(begin)

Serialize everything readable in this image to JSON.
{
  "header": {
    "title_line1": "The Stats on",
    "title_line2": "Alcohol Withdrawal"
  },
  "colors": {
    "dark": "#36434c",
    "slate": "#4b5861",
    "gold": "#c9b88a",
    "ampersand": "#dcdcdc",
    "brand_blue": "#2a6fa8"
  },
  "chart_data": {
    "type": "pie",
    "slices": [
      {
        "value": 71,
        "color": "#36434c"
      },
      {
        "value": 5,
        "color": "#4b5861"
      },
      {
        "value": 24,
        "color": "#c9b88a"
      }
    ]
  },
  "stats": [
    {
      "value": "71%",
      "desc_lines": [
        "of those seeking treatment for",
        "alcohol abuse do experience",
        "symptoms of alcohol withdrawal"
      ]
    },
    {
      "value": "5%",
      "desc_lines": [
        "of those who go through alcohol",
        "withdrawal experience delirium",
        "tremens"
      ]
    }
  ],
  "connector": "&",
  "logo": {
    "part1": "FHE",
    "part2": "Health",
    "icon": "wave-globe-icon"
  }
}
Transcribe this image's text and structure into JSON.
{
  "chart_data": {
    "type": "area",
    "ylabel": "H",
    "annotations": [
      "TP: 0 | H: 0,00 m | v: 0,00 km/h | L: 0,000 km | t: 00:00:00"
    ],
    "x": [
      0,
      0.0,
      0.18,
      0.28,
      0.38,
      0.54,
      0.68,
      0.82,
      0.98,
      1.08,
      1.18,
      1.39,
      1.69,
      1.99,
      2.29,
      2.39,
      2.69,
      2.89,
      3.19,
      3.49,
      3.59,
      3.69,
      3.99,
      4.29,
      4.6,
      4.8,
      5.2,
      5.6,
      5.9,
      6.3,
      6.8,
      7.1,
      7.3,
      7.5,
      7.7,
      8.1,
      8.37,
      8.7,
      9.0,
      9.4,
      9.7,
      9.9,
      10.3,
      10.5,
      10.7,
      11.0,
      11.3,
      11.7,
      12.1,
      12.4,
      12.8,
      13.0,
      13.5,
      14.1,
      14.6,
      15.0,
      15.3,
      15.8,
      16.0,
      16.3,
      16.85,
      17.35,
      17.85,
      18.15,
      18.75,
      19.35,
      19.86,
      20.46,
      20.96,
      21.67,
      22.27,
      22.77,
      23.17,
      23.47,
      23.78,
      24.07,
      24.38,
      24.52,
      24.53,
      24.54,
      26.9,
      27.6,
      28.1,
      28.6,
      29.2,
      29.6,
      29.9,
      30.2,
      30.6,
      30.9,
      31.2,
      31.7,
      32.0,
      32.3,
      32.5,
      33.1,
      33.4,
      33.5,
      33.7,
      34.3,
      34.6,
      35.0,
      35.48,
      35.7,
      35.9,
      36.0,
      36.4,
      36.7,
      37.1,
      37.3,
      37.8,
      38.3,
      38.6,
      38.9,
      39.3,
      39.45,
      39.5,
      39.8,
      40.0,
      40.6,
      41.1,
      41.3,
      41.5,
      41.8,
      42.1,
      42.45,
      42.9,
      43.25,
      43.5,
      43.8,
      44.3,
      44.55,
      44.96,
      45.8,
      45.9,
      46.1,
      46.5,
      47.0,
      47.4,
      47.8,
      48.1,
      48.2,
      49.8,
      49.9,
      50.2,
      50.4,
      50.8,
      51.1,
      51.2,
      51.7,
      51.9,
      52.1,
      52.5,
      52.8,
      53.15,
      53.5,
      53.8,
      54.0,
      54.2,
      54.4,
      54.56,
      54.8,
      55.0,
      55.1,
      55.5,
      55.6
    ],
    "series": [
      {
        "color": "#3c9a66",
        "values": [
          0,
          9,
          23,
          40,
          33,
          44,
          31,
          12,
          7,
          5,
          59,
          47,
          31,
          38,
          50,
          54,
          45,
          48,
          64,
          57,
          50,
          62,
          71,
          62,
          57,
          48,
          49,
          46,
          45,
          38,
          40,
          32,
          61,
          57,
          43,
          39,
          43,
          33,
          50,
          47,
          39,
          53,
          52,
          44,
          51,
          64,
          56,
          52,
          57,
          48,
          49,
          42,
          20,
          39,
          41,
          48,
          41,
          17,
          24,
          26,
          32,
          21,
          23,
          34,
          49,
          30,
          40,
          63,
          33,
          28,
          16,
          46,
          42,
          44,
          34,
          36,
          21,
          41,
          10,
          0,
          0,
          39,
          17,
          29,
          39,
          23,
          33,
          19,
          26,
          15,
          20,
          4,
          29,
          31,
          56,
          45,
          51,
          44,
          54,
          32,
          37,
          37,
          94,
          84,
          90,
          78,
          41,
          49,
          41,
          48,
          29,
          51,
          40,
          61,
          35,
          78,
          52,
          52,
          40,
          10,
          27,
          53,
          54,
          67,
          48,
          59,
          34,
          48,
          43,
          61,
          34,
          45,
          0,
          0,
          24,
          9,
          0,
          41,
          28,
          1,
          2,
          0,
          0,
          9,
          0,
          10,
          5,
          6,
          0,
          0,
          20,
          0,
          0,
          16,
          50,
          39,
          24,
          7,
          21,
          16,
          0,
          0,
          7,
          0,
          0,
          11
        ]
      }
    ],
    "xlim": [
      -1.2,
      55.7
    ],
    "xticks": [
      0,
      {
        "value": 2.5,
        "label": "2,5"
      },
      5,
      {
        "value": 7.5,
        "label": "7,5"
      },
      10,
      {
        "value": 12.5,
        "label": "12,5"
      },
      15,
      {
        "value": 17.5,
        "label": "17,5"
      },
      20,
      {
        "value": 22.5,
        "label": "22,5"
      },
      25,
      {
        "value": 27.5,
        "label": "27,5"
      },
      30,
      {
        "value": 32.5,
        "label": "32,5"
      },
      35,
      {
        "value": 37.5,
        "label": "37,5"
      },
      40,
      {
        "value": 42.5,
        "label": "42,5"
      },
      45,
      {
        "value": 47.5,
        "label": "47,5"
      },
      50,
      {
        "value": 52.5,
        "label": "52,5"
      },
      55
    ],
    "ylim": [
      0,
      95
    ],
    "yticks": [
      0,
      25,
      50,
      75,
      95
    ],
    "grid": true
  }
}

(end)

Everything in the listing above should be restated exactly.

Serialize everything readable in this image to JSON.
{
  "header": {
    "title_line1": "The Stats on",
    "title_line2": "Alcohol Withdrawal"
  },
  "colors": {
    "dark": "#36434c",
    "slate": "#4b5861",
    "gold": "#c9b88a",
    "ampersand": "#dcdcdc",
    "brand_blue": "#2a6fa8"
  },
  "chart_data": {
    "type": "pie",
    "slices": [
      {
        "value": 71,
        "color": "#36434c"
      },
      {
        "value": 5,
        "color": "#4b5861"
      },
      {
        "value": 24,
        "color": "#c9b88a"
      }
    ]
  },
  "stats": [
    {
      "value": "71%",
      "desc_lines": [
        "of those seeking treatment for",
        "alcohol abuse do experience",
        "symptoms of alcohol withdrawal"
      ]
    },
    {
      "value": "5%",
      "desc_lines": [
        "of those who go through alcohol",
        "withdrawal experience delirium",
        "tremens"
      ]
    }
  ],
  "connector": "&",
  "logo": {
    "part1": "FHE",
    "part2": "Health",
    "icon": "wave-globe-icon"
  }
}
Transcribe this image's text and structure into JSON.
{
  "chart_data": {
    "type": "area",
    "ylabel": "H",
    "annotations": [
      "TP: 0 | H: 0,00 m | v: 0,00 km/h | L: 0,000 km | t: 00:00:00"
    ],
    "x": [
      0,
      0.0,
      0.18,
      0.28,
      0.38,
      0.54,
      0.68,
      0.82,
      0.98,
      1.08,
      1.18,
      1.39,
      1.69,
      1.99,
      2.29,
      2.39,
      2.69,
      2.89,
      3.19,
      3.49,
      3.59,
      3.69,
      3.99,
      4.29,
      4.6,
      4.8,
      5.2,
      5.6,
      5.9,
      6.3,
      6.8,
      7.1,
      7.3,
      7.5,
      7.7,
      8.1,
      8.37,
      8.7,
      9.0,
      9.4,
      9.7,
      9.9,
      10.3,
      10.5,
      10.7,
      11.0,
      11.3,
      11.7,
      12.1,
      12.4,
      12.8,
      13.0,
      13.5,
      14.1,
      14.6,
      15.0,
      15.3,
      15.8,
      16.0,
      16.3,
      16.85,
      17.35,
      17.85,
      18.15,
      18.75,
      19.35,
      19.86,
      20.46,
      20.96,
      21.67,
      22.27,
      22.77,
      23.17,
      23.47,
      23.78,
      24.07,
      24.38,
      24.52,
      24.53,
      24.54,
      26.9,
      27.6,
      28.1,
      28.6,
      29.2,
      29.6,
      29.9,
      30.2,
      30.6,
      30.9,
      31.2,
      31.7,
      32.0,
      32.3,
      32.5,
      33.1,
      33.4,
      33.5,
      33.7,
      34.3,
      34.6,
      35.0,
      35.48,
      35.7,
      35.9,
      36.0,
      36.4,
      36.7,
      37.1,
      37.3,
      37.8,
      38.3,
      38.6,
      38.9,
      39.3,
      39.45,
      39.5,
      39.8,
      40.0,
      40.6,
      41.1,
      41.3,
      41.5,
      41.8,
      42.1,
      42.45,
      42.9,
      43.25,
      43.5,
      43.8,
      44.3,
      44.55,
      44.96,
      45.8,
      45.9,
      46.1,
      46.5,
      47.0,
      47.4,
      47.8,
      48.1,
      48.2,
      49.8,
      49.9,
      50.2,
      50.4,
      50.8,
      51.1,
      51.2,
      51.7,
      51.9,
      52.1,
      52.5,
      52.8,
      53.15,
      53.5,
      53.8,
      54.0,
      54.2,
      54.4,
      54.56,
      54.8,
      55.0,
      55.1,
      55.5,
      55.6
    ],
    "series": [
      {
        "color": "#3c9a66",
        "values": [
          0,
          9,
          23,
          40,
          33,
          44,
          31,
          12,
          7,
          5,
          59,
          47,
          31,
          38,
          50,
          54,
          45,
          48,
          64,
          57,
          50,
          62,
          71,
          62,
          57,
          48,
          49,
          46,
          45,
          38,
          40,
          32,
          61,
          57,
          43,
          39,
          43,
          33,
          50,
          47,
          39,
          53,
          52,
          44,
          51,
          64,
          56,
          52,
          57,
          48,
          49,
          42,
          20,
          39,
          41,
          48,
          41,
          17,
          24,
          26,
          32,
          21,
          23,
          34,
          49,
          30,
          40,
          63,
          33,
          28,
          16,
          46,
          42,
          44,
          34,
          36,
          21,
          41,
          10,
          0,
          0,
          39,
          17,
          29,
          39,
          23,
          33,
          19,
          26,
          15,
          20,
          4,
          29,
          31,
          56,
          45,
          51,
          44,
          54,
          32,
          37,
          37,
          94,
          84,
          90,
          78,
          41,
          49,
          41,
          48,
          29,
          51,
          40,
          61,
          35,
          78,
          52,
          52,
          40,
          10,
          27,
          53,
          54,
          67,
          48,
          59,
          34,
          48,
          43,
          61,
          34,
          45,
          0,
          0,
          24,
          9,
          0,
          41,
          28,
          1,
          2,
          0,
          0,
          9,
          0,
          10,
          5,
          6,
          0,
          0,
          20,
          0,
          0,
          16,
          50,
          39,
          24,
          7,
          21,
          16,
          0,
          0,
          7,
          0,
          0,
          11
        ]
      }
    ],
    "xlim": [
      -1.2,
      55.7
    ],
    "xticks": [
      0,
      {
        "value": 2.5,
        "label": "2,5"
      },
      5,
      {
        "value": 7.5,
        "label": "7,5"
      },
      10,
      {
        "value": 12.5,
        "label": "12,5"
      },
      15,
      {
        "value": 17.5,
        "label": "17,5"
      },
      20,
      {
        "value": 22.5,
        "label": "22,5"
      },
      25,
      {
        "value": 27.5,
        "label": "27,5"
      },
      30,
      {
        "value": 32.5,
        "label": "32,5"
      },
      35,
      {
        "value": 37.5,
        "label": "37,5"
      },
      40,
      {
        "value": 42.5,
        "label": "42,5"
      },
      45,
      {
        "value": 47.5,
        "label": "47,5"
      },
      50,
      {
        "value": 52.5,
        "label": "52,5"
      },
      55
    ],
    "ylim": [
      0,
      95
    ],
    "yticks": [
      0,
      25,
      50,
      75,
      95
    ],
    "grid": true
  }
}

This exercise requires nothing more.